Exercise instructions |
All of the material should be reproduced exactly, with pictures left out.

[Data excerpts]
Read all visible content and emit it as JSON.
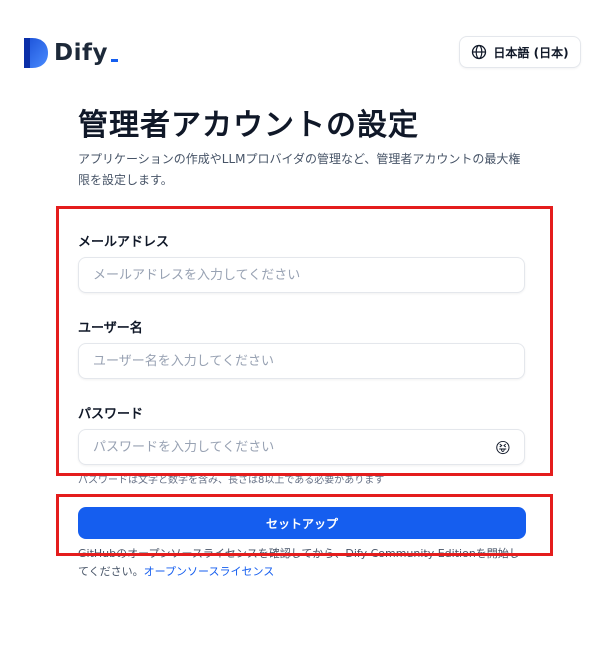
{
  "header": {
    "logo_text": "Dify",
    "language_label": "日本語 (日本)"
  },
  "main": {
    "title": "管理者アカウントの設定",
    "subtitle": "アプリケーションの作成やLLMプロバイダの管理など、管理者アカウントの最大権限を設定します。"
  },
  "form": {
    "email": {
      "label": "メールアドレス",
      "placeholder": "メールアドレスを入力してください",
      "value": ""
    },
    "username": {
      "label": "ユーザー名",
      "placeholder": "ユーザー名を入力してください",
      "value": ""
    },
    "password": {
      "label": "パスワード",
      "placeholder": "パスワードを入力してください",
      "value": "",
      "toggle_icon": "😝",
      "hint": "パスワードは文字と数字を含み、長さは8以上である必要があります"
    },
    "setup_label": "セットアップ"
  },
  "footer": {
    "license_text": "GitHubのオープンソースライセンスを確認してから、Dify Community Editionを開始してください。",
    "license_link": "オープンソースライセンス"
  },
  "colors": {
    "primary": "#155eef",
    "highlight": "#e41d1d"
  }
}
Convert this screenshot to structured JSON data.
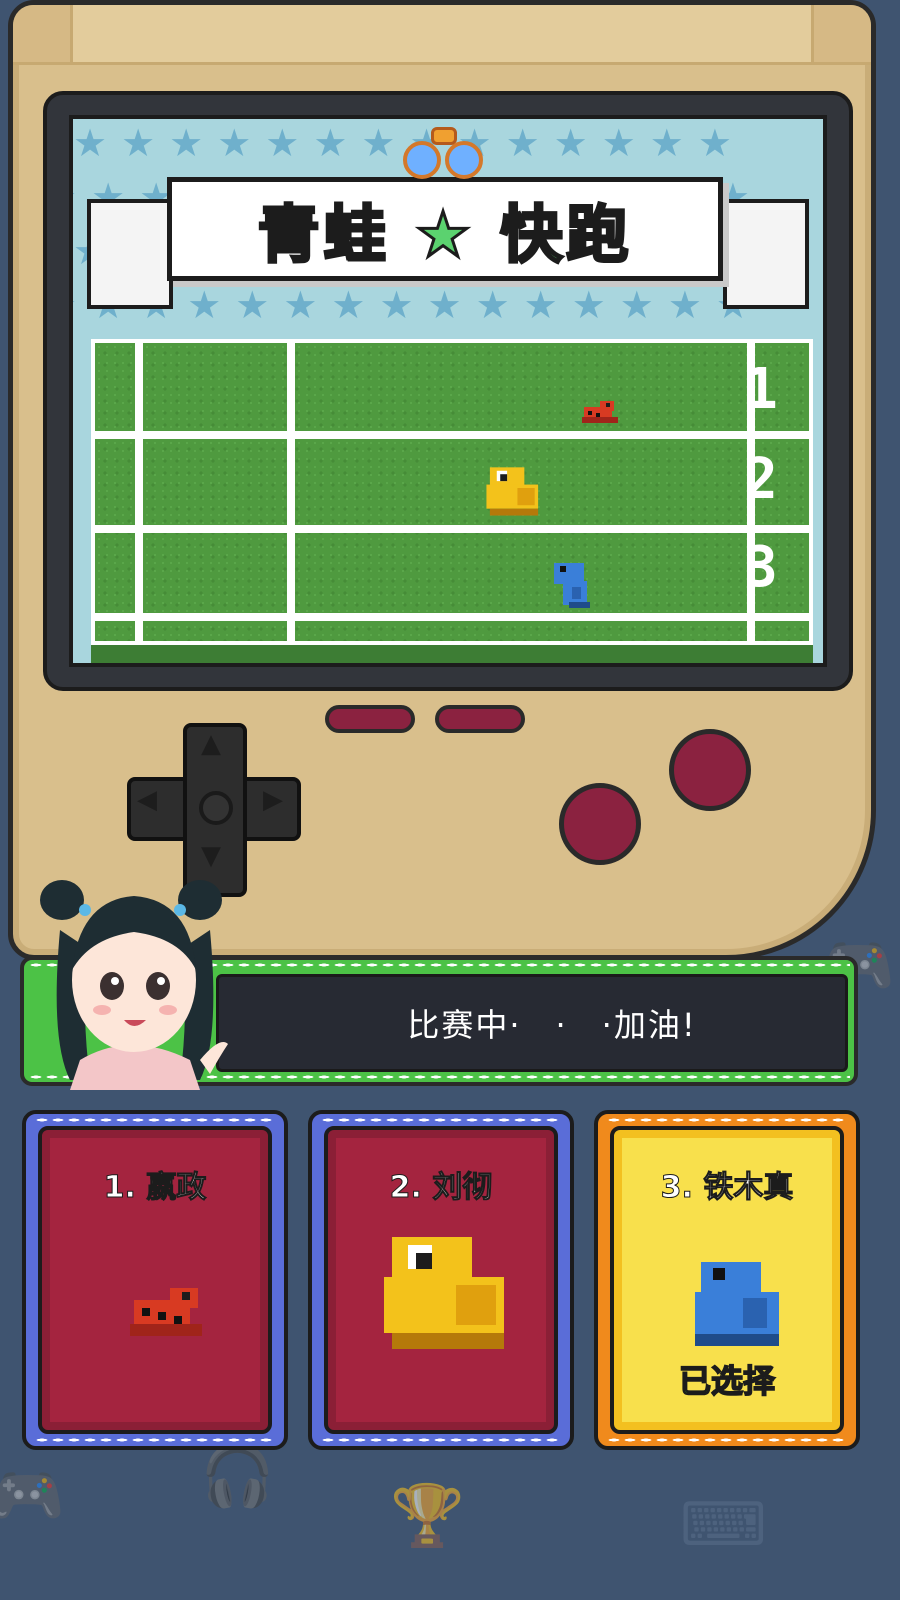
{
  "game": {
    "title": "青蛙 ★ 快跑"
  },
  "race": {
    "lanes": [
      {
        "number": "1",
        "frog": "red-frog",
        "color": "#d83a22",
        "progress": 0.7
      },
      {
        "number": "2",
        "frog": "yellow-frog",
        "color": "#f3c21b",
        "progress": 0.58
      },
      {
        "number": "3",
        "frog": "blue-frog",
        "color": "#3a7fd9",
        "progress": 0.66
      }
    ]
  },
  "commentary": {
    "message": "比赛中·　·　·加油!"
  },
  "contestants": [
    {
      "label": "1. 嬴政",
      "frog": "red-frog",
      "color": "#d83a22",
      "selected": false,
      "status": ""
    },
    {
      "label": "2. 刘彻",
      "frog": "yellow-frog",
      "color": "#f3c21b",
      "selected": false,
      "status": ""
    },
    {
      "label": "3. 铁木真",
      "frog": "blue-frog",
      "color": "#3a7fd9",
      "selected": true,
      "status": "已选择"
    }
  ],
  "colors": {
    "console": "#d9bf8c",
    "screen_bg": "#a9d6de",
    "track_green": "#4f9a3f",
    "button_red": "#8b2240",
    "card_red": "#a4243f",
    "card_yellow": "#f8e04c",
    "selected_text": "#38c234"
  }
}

Answer to this exercise |
Read all visible content and emit it as JSON.
{
  "header": {
    "logo_text": "Dify",
    "language_label": "日本語 (日本)"
  },
  "main": {
    "title": "管理者アカウントの設定",
    "subtitle": "アプリケーションの作成やLLMプロバイダの管理など、管理者アカウントの最大権限を設定します。"
  },
  "form": {
    "email": {
      "label": "メールアドレス",
      "placeholder": "メールアドレスを入力してください",
      "value": ""
    },
    "username": {
      "label": "ユーザー名",
      "placeholder": "ユーザー名を入力してください",
      "value": ""
    },
    "password": {
      "label": "パスワード",
      "placeholder": "パスワードを入力してください",
      "value": "",
      "toggle_icon": "😝",
      "hint": "パスワードは文字と数字を含み、長さは8以上である必要があります"
    },
    "setup_label": "セットアップ"
  },
  "footer": {
    "license_text": "GitHubのオープンソースライセンスを確認してから、Dify Community Editionを開始してください。",
    "license_link": "オープンソースライセンス"
  },
  "colors": {
    "primary": "#155eef",
    "highlight": "#e41d1d"
  }
}
Convert this screenshot to structured JSON data.
{
  "game": {
    "title": "青蛙 ★ 快跑"
  },
  "race": {
    "lanes": [
      {
        "number": "1",
        "frog": "red-frog",
        "color": "#d83a22",
        "progress": 0.7
      },
      {
        "number": "2",
        "frog": "yellow-frog",
        "color": "#f3c21b",
        "progress": 0.58
      },
      {
        "number": "3",
        "frog": "blue-frog",
        "color": "#3a7fd9",
        "progress": 0.66
      }
    ]
  },
  "commentary": {
    "message": "比赛中·　·　·加油!"
  },
  "contestants": [
    {
      "label": "1. 嬴政",
      "frog": "red-frog",
      "color": "#d83a22",
      "selected": false,
      "status": ""
    },
    {
      "label": "2. 刘彻",
      "frog": "yellow-frog",
      "color": "#f3c21b",
      "selected": false,
      "status": ""
    },
    {
      "label": "3. 铁木真",
      "frog": "blue-frog",
      "color": "#3a7fd9",
      "selected": true,
      "status": "已选择"
    }
  ],
  "colors": {
    "console": "#d9bf8c",
    "screen_bg": "#a9d6de",
    "track_green": "#4f9a3f",
    "button_red": "#8b2240",
    "card_red": "#a4243f",
    "card_yellow": "#f8e04c",
    "selected_text": "#38c234"
  }
}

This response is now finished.